===== MATERIAL SHOWN

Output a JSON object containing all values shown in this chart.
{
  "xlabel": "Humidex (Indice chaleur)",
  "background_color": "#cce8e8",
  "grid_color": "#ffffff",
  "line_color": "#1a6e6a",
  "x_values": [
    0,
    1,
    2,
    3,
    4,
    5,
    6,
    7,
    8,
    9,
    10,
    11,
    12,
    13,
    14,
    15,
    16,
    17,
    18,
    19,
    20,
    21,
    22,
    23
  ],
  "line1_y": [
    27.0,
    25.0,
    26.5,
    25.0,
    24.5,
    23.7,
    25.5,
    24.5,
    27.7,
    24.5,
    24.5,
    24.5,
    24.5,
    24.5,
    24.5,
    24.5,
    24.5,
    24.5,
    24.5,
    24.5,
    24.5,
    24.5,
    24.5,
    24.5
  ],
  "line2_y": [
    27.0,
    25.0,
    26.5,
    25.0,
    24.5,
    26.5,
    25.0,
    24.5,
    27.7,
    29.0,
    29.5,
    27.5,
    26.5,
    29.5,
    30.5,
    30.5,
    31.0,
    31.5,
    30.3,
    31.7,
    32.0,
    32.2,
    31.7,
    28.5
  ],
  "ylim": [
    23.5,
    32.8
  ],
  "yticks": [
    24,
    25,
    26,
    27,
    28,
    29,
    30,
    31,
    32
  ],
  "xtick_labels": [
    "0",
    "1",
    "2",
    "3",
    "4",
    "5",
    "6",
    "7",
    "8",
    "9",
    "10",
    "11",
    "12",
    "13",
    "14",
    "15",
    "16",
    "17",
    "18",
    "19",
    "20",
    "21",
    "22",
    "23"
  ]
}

==========

= WHAT YOU WILL DO =
Reproduce all of the entries word for word.

= WRITTEN REPLY =
Output a JSON object containing all values shown in this chart.
{
  "xlabel": "Humidex (Indice chaleur)",
  "background_color": "#cce8e8",
  "grid_color": "#ffffff",
  "line_color": "#1a6e6a",
  "x_values": [
    0,
    1,
    2,
    3,
    4,
    5,
    6,
    7,
    8,
    9,
    10,
    11,
    12,
    13,
    14,
    15,
    16,
    17,
    18,
    19,
    20,
    21,
    22,
    23
  ],
  "line1_y": [
    27.0,
    25.0,
    26.5,
    25.0,
    24.5,
    23.7,
    25.5,
    24.5,
    27.7,
    24.5,
    24.5,
    24.5,
    24.5,
    24.5,
    24.5,
    24.5,
    24.5,
    24.5,
    24.5,
    24.5,
    24.5,
    24.5,
    24.5,
    24.5
  ],
  "line2_y": [
    27.0,
    25.0,
    26.5,
    25.0,
    24.5,
    26.5,
    25.0,
    24.5,
    27.7,
    29.0,
    29.5,
    27.5,
    26.5,
    29.5,
    30.5,
    30.5,
    31.0,
    31.5,
    30.3,
    31.7,
    32.0,
    32.2,
    31.7,
    28.5
  ],
  "ylim": [
    23.5,
    32.8
  ],
  "yticks": [
    24,
    25,
    26,
    27,
    28,
    29,
    30,
    31,
    32
  ],
  "xtick_labels": [
    "0",
    "1",
    "2",
    "3",
    "4",
    "5",
    "6",
    "7",
    "8",
    "9",
    "10",
    "11",
    "12",
    "13",
    "14",
    "15",
    "16",
    "17",
    "18",
    "19",
    "20",
    "21",
    "22",
    "23"
  ]
}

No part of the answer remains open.